> Information provided:
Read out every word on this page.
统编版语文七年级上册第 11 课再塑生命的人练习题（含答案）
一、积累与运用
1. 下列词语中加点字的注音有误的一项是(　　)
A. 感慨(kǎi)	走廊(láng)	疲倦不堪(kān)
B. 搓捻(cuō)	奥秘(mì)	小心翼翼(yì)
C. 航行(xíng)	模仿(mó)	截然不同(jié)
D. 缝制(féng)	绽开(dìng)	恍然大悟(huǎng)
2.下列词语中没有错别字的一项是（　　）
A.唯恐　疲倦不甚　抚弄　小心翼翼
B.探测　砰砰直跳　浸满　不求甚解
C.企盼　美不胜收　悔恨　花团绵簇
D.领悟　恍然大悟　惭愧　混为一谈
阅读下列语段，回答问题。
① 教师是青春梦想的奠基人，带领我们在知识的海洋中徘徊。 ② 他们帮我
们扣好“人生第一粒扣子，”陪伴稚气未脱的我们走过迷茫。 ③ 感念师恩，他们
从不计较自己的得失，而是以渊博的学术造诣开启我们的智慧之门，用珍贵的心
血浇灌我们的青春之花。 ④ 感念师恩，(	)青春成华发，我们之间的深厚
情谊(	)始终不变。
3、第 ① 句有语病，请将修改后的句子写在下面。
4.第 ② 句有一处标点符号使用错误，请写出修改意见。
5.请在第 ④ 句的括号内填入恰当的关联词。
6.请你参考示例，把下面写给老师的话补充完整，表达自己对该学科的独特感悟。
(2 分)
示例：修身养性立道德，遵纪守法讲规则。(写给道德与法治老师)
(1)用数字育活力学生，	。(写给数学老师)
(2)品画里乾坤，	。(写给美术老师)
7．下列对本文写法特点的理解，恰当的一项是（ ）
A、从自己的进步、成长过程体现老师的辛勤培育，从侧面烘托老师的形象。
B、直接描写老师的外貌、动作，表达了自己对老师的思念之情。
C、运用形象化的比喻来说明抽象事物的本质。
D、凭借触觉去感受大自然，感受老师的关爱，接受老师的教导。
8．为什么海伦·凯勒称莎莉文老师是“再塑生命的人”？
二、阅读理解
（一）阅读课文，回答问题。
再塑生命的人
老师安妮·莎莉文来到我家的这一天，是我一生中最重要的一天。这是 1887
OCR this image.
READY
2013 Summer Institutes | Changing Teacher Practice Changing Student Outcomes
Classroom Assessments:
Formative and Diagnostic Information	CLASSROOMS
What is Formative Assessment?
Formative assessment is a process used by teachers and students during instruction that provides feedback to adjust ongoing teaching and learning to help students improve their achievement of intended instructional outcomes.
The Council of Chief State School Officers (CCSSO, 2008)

> Exercise goal:
Produce a verbatim transcription of the entries above.

> Answer:
Read out every word on this page.
统编版语文七年级上册第 11 课再塑生命的人练习题（含答案）
一、积累与运用
1. 下列词语中加点字的注音有误的一项是(　　)
A. 感慨(kǎi)	走廊(láng)	疲倦不堪(kān)
B. 搓捻(cuō)	奥秘(mì)	小心翼翼(yì)
C. 航行(xíng)	模仿(mó)	截然不同(jié)
D. 缝制(féng)	绽开(dìng)	恍然大悟(huǎng)
2.下列词语中没有错别字的一项是（　　）
A.唯恐　疲倦不甚　抚弄　小心翼翼
B.探测　砰砰直跳　浸满　不求甚解
C.企盼　美不胜收　悔恨　花团绵簇
D.领悟　恍然大悟　惭愧　混为一谈
阅读下列语段，回答问题。
① 教师是青春梦想的奠基人，带领我们在知识的海洋中徘徊。 ② 他们帮我
们扣好“人生第一粒扣子，”陪伴稚气未脱的我们走过迷茫。 ③ 感念师恩，他们
从不计较自己的得失，而是以渊博的学术造诣开启我们的智慧之门，用珍贵的心
血浇灌我们的青春之花。 ④ 感念师恩，(	)青春成华发，我们之间的深厚
情谊(	)始终不变。
3、第 ① 句有语病，请将修改后的句子写在下面。
4.第 ② 句有一处标点符号使用错误，请写出修改意见。
5.请在第 ④ 句的括号内填入恰当的关联词。
6.请你参考示例，把下面写给老师的话补充完整，表达自己对该学科的独特感悟。
(2 分)
示例：修身养性立道德，遵纪守法讲规则。(写给道德与法治老师)
(1)用数字育活力学生，	。(写给数学老师)
(2)品画里乾坤，	。(写给美术老师)
7．下列对本文写法特点的理解，恰当的一项是（ ）
A、从自己的进步、成长过程体现老师的辛勤培育，从侧面烘托老师的形象。
B、直接描写老师的外貌、动作，表达了自己对老师的思念之情。
C、运用形象化的比喻来说明抽象事物的本质。
D、凭借触觉去感受大自然，感受老师的关爱，接受老师的教导。
8．为什么海伦·凯勒称莎莉文老师是“再塑生命的人”？
二、阅读理解
（一）阅读课文，回答问题。
再塑生命的人
老师安妮·莎莉文来到我家的这一天，是我一生中最重要的一天。这是 1887
OCR this image.
READY
2013 Summer Institutes | Changing Teacher Practice Changing Student Outcomes
Classroom Assessments:
Formative and Diagnostic Information	CLASSROOMS
What is Formative Assessment?
Formative assessment is a process used by teachers and students during instruction that provides feedback to adjust ongoing teaching and learning to help students improve their achievement of intended instructional outcomes.
The Council of Chief State School Officers (CCSSO, 2008)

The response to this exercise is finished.